- [Exercise details]: Set all the material down again unchanged, without the pictures.

- [Material provided]:

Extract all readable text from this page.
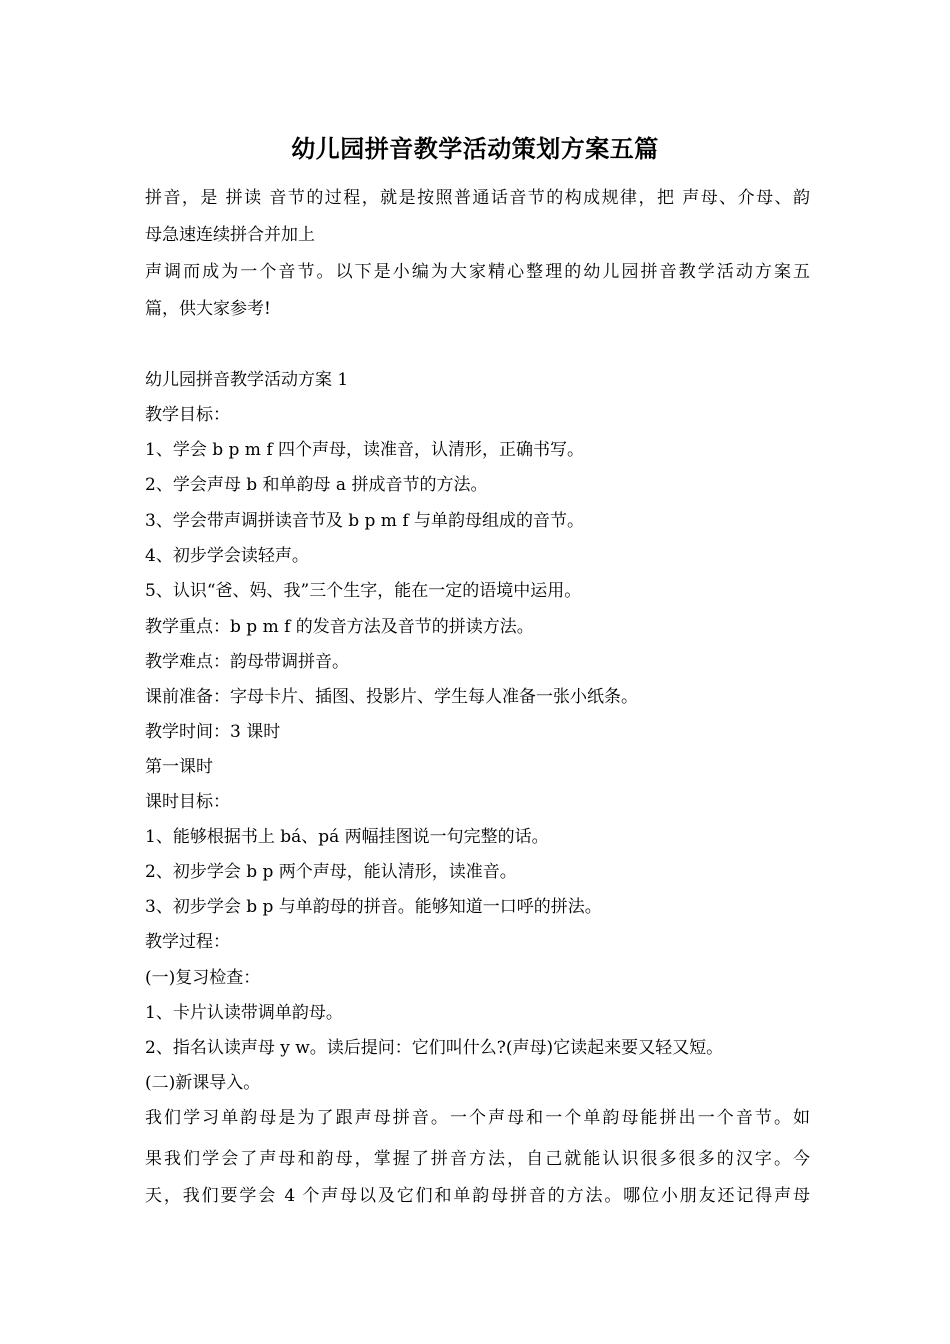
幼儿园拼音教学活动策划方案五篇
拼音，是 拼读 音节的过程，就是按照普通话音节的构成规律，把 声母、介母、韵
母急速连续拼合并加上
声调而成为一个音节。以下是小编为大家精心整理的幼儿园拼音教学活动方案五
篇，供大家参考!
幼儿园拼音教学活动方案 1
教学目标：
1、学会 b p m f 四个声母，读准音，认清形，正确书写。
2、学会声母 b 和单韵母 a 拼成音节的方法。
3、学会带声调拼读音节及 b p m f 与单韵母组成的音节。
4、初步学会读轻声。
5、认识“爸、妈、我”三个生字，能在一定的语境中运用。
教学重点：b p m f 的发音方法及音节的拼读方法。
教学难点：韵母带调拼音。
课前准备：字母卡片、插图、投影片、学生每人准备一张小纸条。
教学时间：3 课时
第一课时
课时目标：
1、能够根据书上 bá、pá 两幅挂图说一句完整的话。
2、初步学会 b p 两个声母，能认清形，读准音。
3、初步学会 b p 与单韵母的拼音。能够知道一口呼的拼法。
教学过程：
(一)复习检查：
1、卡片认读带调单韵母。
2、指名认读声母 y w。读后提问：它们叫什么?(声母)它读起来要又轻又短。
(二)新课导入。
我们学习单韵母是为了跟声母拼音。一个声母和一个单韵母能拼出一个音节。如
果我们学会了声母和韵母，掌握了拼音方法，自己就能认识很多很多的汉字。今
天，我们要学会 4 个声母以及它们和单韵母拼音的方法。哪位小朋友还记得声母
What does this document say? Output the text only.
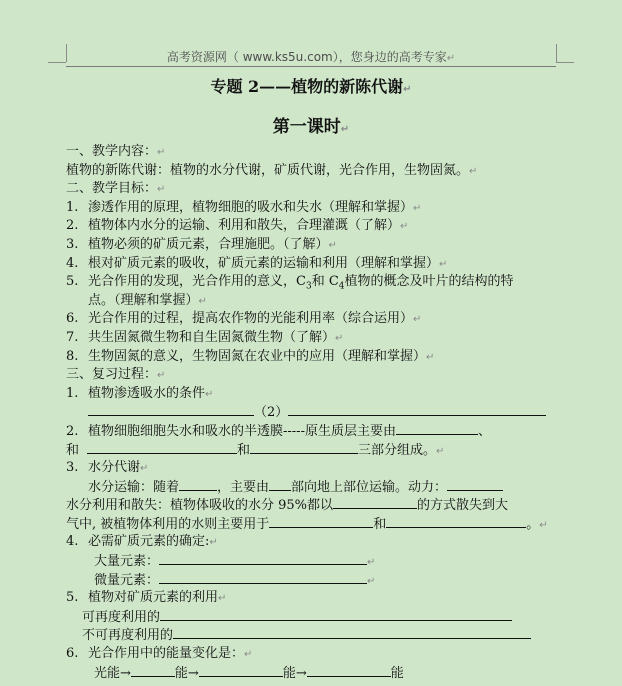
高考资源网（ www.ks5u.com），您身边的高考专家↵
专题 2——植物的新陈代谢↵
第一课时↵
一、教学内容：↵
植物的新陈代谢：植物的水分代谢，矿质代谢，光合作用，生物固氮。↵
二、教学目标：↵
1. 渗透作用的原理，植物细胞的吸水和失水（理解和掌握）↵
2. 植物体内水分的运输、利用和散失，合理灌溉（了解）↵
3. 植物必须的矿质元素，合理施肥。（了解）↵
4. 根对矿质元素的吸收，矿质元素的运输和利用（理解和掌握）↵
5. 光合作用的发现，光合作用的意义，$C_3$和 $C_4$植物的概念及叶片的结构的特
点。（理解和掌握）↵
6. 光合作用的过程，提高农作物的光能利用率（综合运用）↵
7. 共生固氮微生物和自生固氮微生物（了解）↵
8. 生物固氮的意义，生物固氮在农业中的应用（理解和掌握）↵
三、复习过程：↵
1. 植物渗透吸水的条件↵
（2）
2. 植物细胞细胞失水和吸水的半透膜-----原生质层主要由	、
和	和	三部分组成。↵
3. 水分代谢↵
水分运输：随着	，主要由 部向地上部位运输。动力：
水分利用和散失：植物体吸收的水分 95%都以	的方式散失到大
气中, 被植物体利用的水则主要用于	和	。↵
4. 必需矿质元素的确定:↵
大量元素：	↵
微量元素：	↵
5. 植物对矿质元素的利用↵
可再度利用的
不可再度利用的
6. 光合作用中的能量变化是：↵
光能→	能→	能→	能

- [Response]:
Extract all readable text from this page.
幼儿园拼音教学活动策划方案五篇
拼音，是 拼读 音节的过程，就是按照普通话音节的构成规律，把 声母、介母、韵
母急速连续拼合并加上
声调而成为一个音节。以下是小编为大家精心整理的幼儿园拼音教学活动方案五
篇，供大家参考!
幼儿园拼音教学活动方案 1
教学目标：
1、学会 b p m f 四个声母，读准音，认清形，正确书写。
2、学会声母 b 和单韵母 a 拼成音节的方法。
3、学会带声调拼读音节及 b p m f 与单韵母组成的音节。
4、初步学会读轻声。
5、认识“爸、妈、我”三个生字，能在一定的语境中运用。
教学重点：b p m f 的发音方法及音节的拼读方法。
教学难点：韵母带调拼音。
课前准备：字母卡片、插图、投影片、学生每人准备一张小纸条。
教学时间：3 课时
第一课时
课时目标：
1、能够根据书上 bá、pá 两幅挂图说一句完整的话。
2、初步学会 b p 两个声母，能认清形，读准音。
3、初步学会 b p 与单韵母的拼音。能够知道一口呼的拼法。
教学过程：
(一)复习检查：
1、卡片认读带调单韵母。
2、指名认读声母 y w。读后提问：它们叫什么?(声母)它读起来要又轻又短。
(二)新课导入。
我们学习单韵母是为了跟声母拼音。一个声母和一个单韵母能拼出一个音节。如
果我们学会了声母和韵母，掌握了拼音方法，自己就能认识很多很多的汉字。今
天，我们要学会 4 个声母以及它们和单韵母拼音的方法。哪位小朋友还记得声母
What does this document say? Output the text only.
高考资源网（ www.ks5u.com），您身边的高考专家↵
专题 2——植物的新陈代谢↵
第一课时↵
一、教学内容：↵
植物的新陈代谢：植物的水分代谢，矿质代谢，光合作用，生物固氮。↵
二、教学目标：↵
1. 渗透作用的原理，植物细胞的吸水和失水（理解和掌握）↵
2. 植物体内水分的运输、利用和散失，合理灌溉（了解）↵
3. 植物必须的矿质元素，合理施肥。（了解）↵
4. 根对矿质元素的吸收，矿质元素的运输和利用（理解和掌握）↵
5. 光合作用的发现，光合作用的意义，$C_3$和 $C_4$植物的概念及叶片的结构的特
点。（理解和掌握）↵
6. 光合作用的过程，提高农作物的光能利用率（综合运用）↵
7. 共生固氮微生物和自生固氮微生物（了解）↵
8. 生物固氮的意义，生物固氮在农业中的应用（理解和掌握）↵
三、复习过程：↵
1. 植物渗透吸水的条件↵
（2）
2. 植物细胞细胞失水和吸水的半透膜-----原生质层主要由	、
和	和	三部分组成。↵
3. 水分代谢↵
水分运输：随着	，主要由 部向地上部位运输。动力：
水分利用和散失：植物体吸收的水分 95%都以	的方式散失到大
气中, 被植物体利用的水则主要用于	和	。↵
4. 必需矿质元素的确定:↵
大量元素：	↵
微量元素：	↵
5. 植物对矿质元素的利用↵
可再度利用的
不可再度利用的
6. 光合作用中的能量变化是：↵
光能→	能→	能→	能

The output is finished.